● **What the task requires**:
Lay out the records below as a numbered list, from the start of the records up to and including the line with "user-icon xyxy=(846,318,888,363)". Leave out any blank lines.

****

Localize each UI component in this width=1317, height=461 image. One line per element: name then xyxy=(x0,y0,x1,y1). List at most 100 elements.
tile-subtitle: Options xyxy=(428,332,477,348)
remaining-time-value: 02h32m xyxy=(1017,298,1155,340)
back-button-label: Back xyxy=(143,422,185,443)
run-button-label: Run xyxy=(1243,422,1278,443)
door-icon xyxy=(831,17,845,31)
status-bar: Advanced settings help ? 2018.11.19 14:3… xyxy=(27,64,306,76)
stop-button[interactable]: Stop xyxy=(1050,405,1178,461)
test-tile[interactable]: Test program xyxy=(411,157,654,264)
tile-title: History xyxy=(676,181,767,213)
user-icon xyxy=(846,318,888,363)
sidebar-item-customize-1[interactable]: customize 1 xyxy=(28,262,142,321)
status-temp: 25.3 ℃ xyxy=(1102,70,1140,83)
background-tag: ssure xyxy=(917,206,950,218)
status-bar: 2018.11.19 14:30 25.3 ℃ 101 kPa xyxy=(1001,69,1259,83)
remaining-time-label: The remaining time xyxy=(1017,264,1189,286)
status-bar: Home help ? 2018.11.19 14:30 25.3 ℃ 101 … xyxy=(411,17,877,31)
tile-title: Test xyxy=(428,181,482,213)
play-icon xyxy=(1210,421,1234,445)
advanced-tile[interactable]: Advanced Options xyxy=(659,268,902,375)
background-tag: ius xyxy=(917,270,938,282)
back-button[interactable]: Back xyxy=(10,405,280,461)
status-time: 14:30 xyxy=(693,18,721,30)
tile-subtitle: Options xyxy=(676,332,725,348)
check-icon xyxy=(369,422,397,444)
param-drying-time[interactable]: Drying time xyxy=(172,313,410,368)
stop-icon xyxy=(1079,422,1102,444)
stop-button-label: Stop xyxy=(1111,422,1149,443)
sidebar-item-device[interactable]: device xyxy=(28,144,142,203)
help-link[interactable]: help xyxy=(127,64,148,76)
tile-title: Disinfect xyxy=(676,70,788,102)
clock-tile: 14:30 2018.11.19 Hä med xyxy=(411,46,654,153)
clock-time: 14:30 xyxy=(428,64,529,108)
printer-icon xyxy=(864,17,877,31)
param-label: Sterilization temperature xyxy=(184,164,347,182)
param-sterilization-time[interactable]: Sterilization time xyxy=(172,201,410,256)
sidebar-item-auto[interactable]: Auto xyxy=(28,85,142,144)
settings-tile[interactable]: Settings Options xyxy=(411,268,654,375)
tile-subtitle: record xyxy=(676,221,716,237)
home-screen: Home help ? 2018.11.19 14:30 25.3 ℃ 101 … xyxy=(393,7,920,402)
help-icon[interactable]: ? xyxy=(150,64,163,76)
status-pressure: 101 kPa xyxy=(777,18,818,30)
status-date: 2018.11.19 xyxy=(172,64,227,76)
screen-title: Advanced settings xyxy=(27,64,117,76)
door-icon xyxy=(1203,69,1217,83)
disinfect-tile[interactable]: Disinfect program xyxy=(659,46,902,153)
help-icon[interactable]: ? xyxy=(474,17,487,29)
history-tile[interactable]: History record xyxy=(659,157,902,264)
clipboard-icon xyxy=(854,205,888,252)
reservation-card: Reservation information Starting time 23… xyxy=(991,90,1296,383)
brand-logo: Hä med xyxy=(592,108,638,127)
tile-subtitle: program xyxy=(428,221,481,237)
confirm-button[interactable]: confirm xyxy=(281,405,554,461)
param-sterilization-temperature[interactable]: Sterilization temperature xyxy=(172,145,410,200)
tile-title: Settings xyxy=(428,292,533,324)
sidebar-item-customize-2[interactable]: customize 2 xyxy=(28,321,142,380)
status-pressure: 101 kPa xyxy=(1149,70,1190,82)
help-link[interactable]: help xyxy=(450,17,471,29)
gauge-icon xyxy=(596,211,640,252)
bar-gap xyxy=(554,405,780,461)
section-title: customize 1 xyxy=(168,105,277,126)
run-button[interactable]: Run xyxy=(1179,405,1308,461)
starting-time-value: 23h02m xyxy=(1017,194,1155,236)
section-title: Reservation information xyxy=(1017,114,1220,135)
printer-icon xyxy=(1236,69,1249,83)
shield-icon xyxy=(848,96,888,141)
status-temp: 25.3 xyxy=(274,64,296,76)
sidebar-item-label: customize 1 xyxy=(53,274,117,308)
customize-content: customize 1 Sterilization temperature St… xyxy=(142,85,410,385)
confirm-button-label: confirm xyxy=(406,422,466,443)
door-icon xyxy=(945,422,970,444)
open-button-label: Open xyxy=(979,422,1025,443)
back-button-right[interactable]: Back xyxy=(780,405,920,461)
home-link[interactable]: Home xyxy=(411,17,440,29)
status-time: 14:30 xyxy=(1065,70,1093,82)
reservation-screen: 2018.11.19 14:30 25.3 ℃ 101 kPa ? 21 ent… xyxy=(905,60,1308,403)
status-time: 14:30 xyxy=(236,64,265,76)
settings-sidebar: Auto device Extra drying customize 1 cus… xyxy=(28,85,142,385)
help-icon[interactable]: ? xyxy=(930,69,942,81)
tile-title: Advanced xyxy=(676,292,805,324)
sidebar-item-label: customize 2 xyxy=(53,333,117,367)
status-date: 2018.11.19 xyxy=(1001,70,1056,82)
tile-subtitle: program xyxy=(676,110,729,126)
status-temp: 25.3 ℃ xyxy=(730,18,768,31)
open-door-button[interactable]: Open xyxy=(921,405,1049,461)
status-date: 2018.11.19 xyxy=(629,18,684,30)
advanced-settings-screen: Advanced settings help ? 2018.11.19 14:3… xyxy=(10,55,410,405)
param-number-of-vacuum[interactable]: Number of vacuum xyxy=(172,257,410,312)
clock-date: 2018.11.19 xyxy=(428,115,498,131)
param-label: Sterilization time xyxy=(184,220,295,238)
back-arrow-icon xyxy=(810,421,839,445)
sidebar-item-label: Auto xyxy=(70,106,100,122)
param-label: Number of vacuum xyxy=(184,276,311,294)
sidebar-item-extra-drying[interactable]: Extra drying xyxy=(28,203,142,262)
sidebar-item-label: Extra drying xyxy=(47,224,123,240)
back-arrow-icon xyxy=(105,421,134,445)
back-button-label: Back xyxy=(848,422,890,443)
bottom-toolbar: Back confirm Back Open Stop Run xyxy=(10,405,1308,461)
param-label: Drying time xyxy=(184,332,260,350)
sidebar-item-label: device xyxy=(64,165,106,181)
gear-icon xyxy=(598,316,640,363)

****

● **Task solution**:
1. Localize each UI component in this width=1317, height=461 image. One line per element: name then xyxy=(x0,y0,x1,y1). List at most 100 elements.
2. tile-subtitle: Options xyxy=(428,332,477,348)
3. remaining-time-value: 02h32m xyxy=(1017,298,1155,340)
4. back-button-label: Back xyxy=(143,422,185,443)
5. run-button-label: Run xyxy=(1243,422,1278,443)
6. door-icon xyxy=(831,17,845,31)
7. status-bar: Advanced settings help ? 2018.11.19 14:3… xyxy=(27,64,306,76)
8. stop-button[interactable]: Stop xyxy=(1050,405,1178,461)
9. test-tile[interactable]: Test program xyxy=(411,157,654,264)
10. tile-title: History xyxy=(676,181,767,213)
11. user-icon xyxy=(846,318,888,363)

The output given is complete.